Trabajo a realizar:
1 – Traduce al inglés esta oración del texto sobre doña Tere: «El otro problema que le presentó la cuarentena fue el ocio, el aburrimiento.»
2 – Indica si cada afirmación concuerda con el texto sobre doña Tere. Responde sí o no y cita las palabras del texto que lo deciden. (a) Tere estuvo quince años en la calle Saracho. (b) Javier aprendió a coser en un curso. (c) La casa de Tere está en el barrio Tabladita.

Texto del ejercicio:
:::::

Ahora únicamente su hijo la ayuda a cocinar para los servicios de entrega o delivery, pero no se olvida de los empleados con los que trabajó tantos años y dejó de ver hace cuatro meses.
Tere dice que no los ve solo como trabajadores. “Se sientan en la misma mesa conmigo, son como mis hijos”, dice al recordarlos.
A pesar del afecto que hace entrever, afirma que “siempre” tiene que poner orden.
“Me gusta atender bien, soy exigente”. Javier lo confirma. “Es buena, pero estricta. Le gustan las cosas bien”.
Los clientes asistieron sin falta los quince años que estuvo en la calle Saracho, pero esa continuidad se vio afectada hace poco por el mal que pasó a cambiar todo: la pandemia.
Fueron como tres meses sin poder vender sus costillitas y chicarrón de toda la vida; tres meses que no solo le afectaron en el negocio, sino también en lo personal.
“Estaba nerviosa, tomando mates para los nervios”, dice. Además, extrañaba las visitas de sus amigas y comadres, y, por supuesto, a los clientes que siempre la rodeaban.“Toda la vida estuve con gente”.
Javier también sabe que ese fue un golpe para su madre. “Esa era su vida, charlaba con la gente… la conocía”, revela.
El otro problema que le presentó la cuarentena fue el ocio, el aburrimiento.
“Cosía y me distraía caminando en el jardín”, confiesa.
Tere combatió la inactividad llenando el tiempo con ese sueño de la juventud: la costura y confección. A pesar de no dedicarse enteramente a ello, jamás abandonó la pasión por enhebrar las agujas y dar forma a las telas.
“Yo confecciono mi propia ropa. Pasé cursos y es mi hobby”. Ese pasatiempo no pasó desapercibido para sus hijos, ya que Javier dice que aprendió a coser solo observándola, así como a cocinar. “Todo lo que sé, lo aprendí viéndola”, agrega.
“Por suerte tengo una casa grande”, dice Tere, pues para matar el aburrimiento también se pone a caminar por su patio.
Hace veinte años emprendió la construcción de su casa en el barrio Tabladita, con el dinero generado por el chicharrón y costillitas.
La nueva realidad
Impulsada por la nueva realidad, aquella amplia casa en la que vive, también se ha vuelto su lugar de trabajo. Un mes ya que “doña Tere” se aventuró a continuar haciendo lo de siempre, pero de manera distinta.
Los clientes ya no compran por el antojo del olor cuando están de paso, sino que ahora hay que convencerlos a través de internet que hagan su pedido, y enviar el plato, si es en la mañana, o que lo recojan de su casa.

:::::

Datos del conjunto:
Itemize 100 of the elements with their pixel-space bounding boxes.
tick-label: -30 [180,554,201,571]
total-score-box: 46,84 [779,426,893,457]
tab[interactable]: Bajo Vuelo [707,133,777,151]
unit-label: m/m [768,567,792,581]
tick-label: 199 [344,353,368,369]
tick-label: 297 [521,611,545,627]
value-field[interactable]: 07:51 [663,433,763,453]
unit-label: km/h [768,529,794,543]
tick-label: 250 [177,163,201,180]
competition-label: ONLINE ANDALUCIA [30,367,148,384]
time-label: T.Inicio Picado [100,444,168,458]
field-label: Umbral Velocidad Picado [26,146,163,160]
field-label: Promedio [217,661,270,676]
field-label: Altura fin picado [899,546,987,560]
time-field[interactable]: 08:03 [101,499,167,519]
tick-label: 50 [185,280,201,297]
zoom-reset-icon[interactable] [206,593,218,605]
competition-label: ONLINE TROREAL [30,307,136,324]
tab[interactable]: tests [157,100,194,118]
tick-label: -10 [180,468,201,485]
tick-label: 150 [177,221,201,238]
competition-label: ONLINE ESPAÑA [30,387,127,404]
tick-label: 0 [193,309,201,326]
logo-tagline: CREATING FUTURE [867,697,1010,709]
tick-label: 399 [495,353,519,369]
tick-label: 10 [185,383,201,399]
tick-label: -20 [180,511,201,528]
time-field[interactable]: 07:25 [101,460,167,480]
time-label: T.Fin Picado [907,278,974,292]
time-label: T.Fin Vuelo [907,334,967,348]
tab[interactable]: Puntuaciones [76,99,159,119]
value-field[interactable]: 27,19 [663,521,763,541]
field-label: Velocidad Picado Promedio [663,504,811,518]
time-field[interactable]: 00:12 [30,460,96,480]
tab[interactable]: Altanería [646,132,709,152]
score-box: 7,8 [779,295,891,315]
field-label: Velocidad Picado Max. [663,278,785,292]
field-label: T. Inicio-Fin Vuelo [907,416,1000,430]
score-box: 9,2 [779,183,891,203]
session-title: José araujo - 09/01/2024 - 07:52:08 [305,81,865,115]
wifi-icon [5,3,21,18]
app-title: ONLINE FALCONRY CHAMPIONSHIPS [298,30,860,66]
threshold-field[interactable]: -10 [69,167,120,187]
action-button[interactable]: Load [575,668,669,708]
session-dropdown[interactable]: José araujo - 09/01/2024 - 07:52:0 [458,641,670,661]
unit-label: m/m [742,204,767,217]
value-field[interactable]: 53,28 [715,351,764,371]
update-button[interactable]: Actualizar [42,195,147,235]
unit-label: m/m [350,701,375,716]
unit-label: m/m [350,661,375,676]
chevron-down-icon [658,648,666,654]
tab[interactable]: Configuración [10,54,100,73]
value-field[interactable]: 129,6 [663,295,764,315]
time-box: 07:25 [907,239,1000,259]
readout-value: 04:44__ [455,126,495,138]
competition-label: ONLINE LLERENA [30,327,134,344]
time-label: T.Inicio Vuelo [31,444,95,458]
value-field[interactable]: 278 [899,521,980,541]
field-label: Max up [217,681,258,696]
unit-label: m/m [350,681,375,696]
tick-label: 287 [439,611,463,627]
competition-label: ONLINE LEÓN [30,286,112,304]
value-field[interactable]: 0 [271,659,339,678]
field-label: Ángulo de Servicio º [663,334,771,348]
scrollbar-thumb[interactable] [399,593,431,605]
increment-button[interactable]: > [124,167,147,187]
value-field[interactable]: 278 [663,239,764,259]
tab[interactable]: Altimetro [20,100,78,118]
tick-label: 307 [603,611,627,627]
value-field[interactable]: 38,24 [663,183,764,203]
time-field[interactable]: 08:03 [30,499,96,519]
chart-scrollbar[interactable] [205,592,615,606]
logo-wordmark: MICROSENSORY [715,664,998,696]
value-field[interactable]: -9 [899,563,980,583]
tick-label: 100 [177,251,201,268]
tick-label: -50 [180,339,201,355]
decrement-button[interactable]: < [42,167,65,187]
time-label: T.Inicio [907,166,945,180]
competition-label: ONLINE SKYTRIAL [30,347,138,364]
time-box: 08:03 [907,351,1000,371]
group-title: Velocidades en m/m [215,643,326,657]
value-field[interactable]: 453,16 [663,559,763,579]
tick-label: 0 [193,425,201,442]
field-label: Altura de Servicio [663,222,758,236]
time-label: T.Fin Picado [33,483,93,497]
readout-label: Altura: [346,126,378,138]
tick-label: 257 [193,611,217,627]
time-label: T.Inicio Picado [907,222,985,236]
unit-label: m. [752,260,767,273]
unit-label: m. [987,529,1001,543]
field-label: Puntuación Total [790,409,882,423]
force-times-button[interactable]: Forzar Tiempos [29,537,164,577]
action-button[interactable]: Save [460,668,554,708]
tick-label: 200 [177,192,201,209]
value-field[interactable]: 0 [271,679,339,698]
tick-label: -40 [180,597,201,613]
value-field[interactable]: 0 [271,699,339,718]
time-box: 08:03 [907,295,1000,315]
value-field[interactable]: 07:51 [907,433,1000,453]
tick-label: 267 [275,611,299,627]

:::::

Resultados del ejercicio:
1 – The other problem the quarantine posed for her was idleness, boredom.

2 –
(a) Sí: «Los clientes asistieron sin falta los quince años que estuvo en la calle Saracho»
(b) No: «Javier dice que aprendió a coser solo observándola»
(c) Sí: «emprendió la construcción de su casa en el barrio Tabladita»